Exercise ::
Exactly reproduce the entries, dropping any pictures from your copy.

Dataset records on visual material:

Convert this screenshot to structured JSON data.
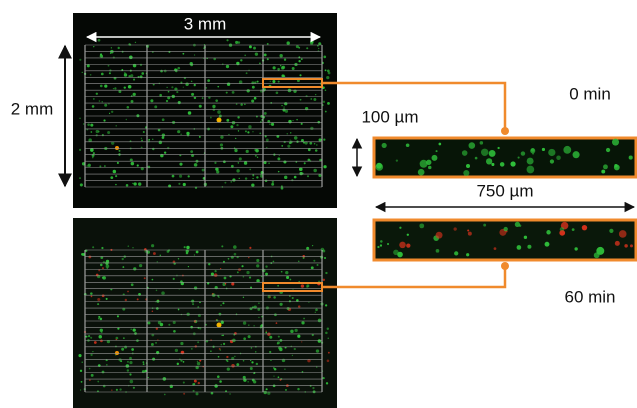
{
  "panel_top": {
    "width_label": "3 mm",
    "height_label": "2 mm"
  },
  "zoom_top": {
    "time_label": "0 min",
    "height_label": "100 µm"
  },
  "zoom_bottom": {
    "time_label": "60 min",
    "width_label": "750 µm"
  }
}
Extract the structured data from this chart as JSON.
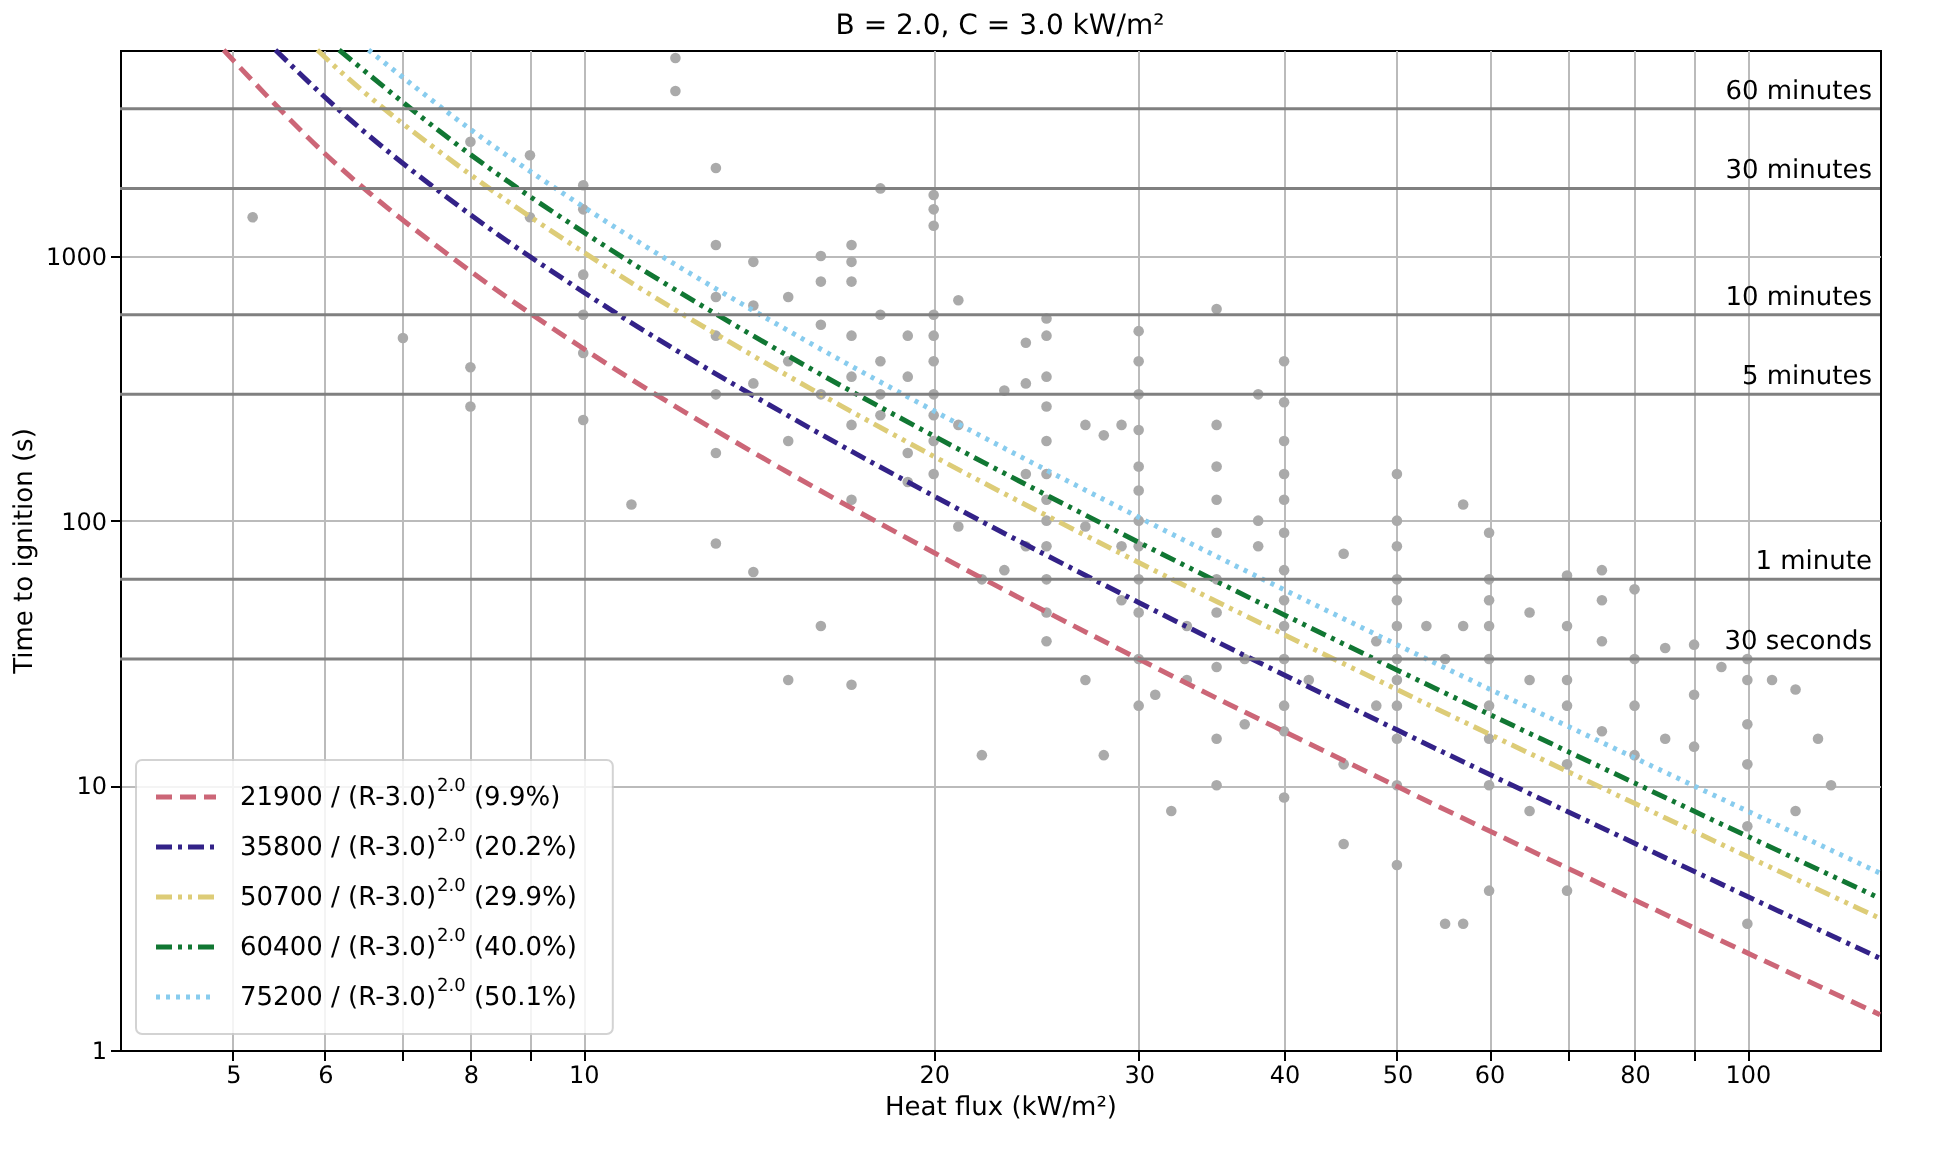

Response ::
Convert this screenshot to structured JSON data.
{
  "panel_top": {
    "width_label": "3 mm",
    "height_label": "2 mm"
  },
  "zoom_top": {
    "time_label": "0 min",
    "height_label": "100 µm"
  },
  "zoom_bottom": {
    "time_label": "60 min",
    "width_label": "750 µm"
  }
}
Extract the structured data from this chart as JSON.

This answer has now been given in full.